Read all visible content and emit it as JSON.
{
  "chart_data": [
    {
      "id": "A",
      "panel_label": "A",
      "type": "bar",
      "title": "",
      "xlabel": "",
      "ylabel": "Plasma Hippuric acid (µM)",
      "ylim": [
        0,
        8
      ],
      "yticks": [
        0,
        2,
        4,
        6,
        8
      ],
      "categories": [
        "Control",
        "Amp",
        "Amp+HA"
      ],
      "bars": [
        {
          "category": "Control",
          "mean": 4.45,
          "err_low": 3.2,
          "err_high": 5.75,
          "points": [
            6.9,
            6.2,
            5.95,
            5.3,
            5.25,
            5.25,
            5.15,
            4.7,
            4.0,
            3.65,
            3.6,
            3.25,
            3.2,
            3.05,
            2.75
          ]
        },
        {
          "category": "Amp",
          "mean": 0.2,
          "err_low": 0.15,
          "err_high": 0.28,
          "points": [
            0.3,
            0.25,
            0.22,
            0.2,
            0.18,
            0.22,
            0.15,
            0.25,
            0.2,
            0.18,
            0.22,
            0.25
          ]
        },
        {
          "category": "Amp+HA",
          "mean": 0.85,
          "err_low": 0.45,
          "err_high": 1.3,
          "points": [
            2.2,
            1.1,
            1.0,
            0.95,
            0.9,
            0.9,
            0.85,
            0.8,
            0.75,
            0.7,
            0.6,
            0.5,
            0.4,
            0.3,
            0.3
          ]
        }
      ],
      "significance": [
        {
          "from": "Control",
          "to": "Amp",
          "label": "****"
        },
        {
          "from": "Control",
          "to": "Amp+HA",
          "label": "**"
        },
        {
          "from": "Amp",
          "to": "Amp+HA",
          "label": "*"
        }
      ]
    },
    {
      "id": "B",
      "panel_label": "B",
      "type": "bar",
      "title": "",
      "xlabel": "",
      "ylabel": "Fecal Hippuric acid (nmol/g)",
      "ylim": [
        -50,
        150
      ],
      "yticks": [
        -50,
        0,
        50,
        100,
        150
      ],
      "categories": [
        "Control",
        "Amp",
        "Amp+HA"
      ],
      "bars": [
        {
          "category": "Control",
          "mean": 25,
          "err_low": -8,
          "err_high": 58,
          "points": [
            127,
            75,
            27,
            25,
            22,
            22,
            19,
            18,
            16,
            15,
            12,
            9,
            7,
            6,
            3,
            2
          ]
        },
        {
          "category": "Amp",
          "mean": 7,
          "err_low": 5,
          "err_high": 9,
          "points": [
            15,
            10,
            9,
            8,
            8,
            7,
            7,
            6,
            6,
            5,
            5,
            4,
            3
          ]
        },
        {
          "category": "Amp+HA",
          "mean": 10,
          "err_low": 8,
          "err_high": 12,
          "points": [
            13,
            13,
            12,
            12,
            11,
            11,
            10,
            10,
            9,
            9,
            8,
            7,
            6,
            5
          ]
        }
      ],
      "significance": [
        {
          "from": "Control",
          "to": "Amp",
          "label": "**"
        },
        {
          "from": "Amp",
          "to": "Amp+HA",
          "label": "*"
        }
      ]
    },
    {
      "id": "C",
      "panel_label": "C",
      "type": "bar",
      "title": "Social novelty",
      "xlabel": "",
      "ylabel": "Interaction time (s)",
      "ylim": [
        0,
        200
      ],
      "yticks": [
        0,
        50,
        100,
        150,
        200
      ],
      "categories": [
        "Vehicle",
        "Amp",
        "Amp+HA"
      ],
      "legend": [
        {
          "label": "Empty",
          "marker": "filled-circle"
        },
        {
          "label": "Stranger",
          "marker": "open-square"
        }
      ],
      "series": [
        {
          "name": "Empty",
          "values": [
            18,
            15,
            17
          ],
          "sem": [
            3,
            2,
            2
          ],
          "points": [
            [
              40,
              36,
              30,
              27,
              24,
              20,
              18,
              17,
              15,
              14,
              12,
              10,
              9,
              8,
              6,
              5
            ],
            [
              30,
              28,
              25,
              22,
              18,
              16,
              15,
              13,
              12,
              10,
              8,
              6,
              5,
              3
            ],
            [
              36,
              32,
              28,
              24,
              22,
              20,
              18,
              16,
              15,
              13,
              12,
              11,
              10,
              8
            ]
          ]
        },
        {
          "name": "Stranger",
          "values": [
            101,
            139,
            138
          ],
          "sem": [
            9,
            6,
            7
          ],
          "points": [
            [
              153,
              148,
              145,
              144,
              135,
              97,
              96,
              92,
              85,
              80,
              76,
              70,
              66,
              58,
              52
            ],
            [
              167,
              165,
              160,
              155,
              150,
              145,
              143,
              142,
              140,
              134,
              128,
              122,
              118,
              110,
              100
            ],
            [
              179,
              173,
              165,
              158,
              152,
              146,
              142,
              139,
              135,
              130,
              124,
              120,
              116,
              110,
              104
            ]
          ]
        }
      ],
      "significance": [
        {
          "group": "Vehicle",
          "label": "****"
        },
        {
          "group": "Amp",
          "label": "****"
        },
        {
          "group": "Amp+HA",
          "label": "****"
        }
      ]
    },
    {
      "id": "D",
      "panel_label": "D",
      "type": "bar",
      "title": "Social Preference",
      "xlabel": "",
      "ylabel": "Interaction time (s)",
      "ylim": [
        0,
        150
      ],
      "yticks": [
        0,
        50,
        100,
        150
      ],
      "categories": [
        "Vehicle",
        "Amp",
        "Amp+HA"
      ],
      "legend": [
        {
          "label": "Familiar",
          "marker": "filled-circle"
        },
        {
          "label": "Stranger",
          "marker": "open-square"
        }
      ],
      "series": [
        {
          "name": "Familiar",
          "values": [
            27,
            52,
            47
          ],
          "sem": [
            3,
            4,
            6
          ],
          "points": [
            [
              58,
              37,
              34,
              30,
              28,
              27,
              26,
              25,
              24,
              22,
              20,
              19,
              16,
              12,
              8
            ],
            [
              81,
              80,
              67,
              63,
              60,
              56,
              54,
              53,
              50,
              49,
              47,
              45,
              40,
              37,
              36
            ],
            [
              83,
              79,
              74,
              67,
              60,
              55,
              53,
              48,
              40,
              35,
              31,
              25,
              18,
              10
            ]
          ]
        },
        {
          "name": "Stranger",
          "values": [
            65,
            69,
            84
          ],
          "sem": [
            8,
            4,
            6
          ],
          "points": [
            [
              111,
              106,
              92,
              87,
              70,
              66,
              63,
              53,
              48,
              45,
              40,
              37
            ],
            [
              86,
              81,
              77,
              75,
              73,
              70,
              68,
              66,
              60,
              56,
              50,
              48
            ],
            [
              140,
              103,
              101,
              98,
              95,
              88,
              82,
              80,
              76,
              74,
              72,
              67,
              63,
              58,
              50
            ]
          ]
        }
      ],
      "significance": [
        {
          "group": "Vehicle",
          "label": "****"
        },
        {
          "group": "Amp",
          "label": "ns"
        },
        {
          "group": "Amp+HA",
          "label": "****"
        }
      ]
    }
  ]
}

Prompt:
For the listing above, give the number of lines in which the string "title" occurs, and nothing else.

Solution to the exercise:
4